--- start of RECORDED INFORMATION ---
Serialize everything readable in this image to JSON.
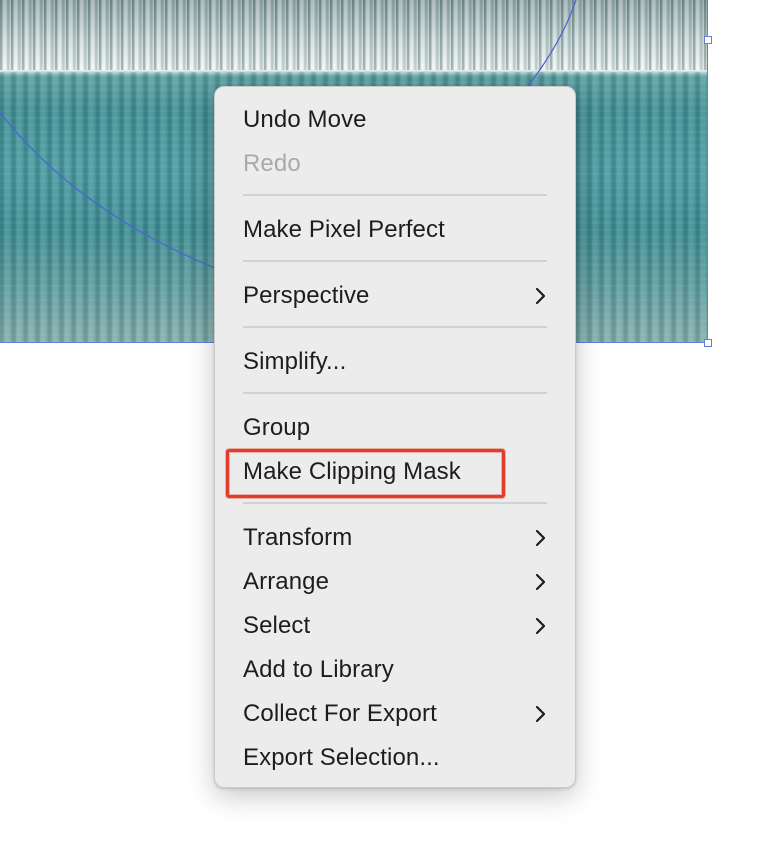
{
  "canvas": {
    "image_name": "frozen-lake-photo",
    "selection_color": "#5b7fe0"
  },
  "menu": {
    "items": [
      {
        "label": "Undo Move",
        "enabled": true,
        "submenu": false
      },
      {
        "label": "Redo",
        "enabled": false,
        "submenu": false
      },
      {
        "label": "Make Pixel Perfect",
        "enabled": true,
        "submenu": false
      },
      {
        "label": "Perspective",
        "enabled": true,
        "submenu": true
      },
      {
        "label": "Simplify...",
        "enabled": true,
        "submenu": false
      },
      {
        "label": "Group",
        "enabled": true,
        "submenu": false
      },
      {
        "label": "Make Clipping Mask",
        "enabled": true,
        "submenu": false,
        "annotated": true
      },
      {
        "label": "Transform",
        "enabled": true,
        "submenu": true
      },
      {
        "label": "Arrange",
        "enabled": true,
        "submenu": true
      },
      {
        "label": "Select",
        "enabled": true,
        "submenu": true
      },
      {
        "label": "Add to Library",
        "enabled": true,
        "submenu": false
      },
      {
        "label": "Collect For Export",
        "enabled": true,
        "submenu": true
      },
      {
        "label": "Export Selection...",
        "enabled": true,
        "submenu": false
      }
    ],
    "submenu_icon": "chevron-right-icon"
  },
  "annotation": {
    "color": "#e03e2a",
    "target": "Make Clipping Mask"
  }
}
--- end of RECORDED INFORMATION ---
*EXERCISE DIRECTIONS*. Give back the entries verbatim. Do not include any picture.

*WRITTEN REPLY*.
Serialize everything readable in this image to JSON.
{
  "canvas": {
    "image_name": "frozen-lake-photo",
    "selection_color": "#5b7fe0"
  },
  "menu": {
    "items": [
      {
        "label": "Undo Move",
        "enabled": true,
        "submenu": false
      },
      {
        "label": "Redo",
        "enabled": false,
        "submenu": false
      },
      {
        "label": "Make Pixel Perfect",
        "enabled": true,
        "submenu": false
      },
      {
        "label": "Perspective",
        "enabled": true,
        "submenu": true
      },
      {
        "label": "Simplify...",
        "enabled": true,
        "submenu": false
      },
      {
        "label": "Group",
        "enabled": true,
        "submenu": false
      },
      {
        "label": "Make Clipping Mask",
        "enabled": true,
        "submenu": false,
        "annotated": true
      },
      {
        "label": "Transform",
        "enabled": true,
        "submenu": true
      },
      {
        "label": "Arrange",
        "enabled": true,
        "submenu": true
      },
      {
        "label": "Select",
        "enabled": true,
        "submenu": true
      },
      {
        "label": "Add to Library",
        "enabled": true,
        "submenu": false
      },
      {
        "label": "Collect For Export",
        "enabled": true,
        "submenu": true
      },
      {
        "label": "Export Selection...",
        "enabled": true,
        "submenu": false
      }
    ],
    "submenu_icon": "chevron-right-icon"
  },
  "annotation": {
    "color": "#e03e2a",
    "target": "Make Clipping Mask"
  }
}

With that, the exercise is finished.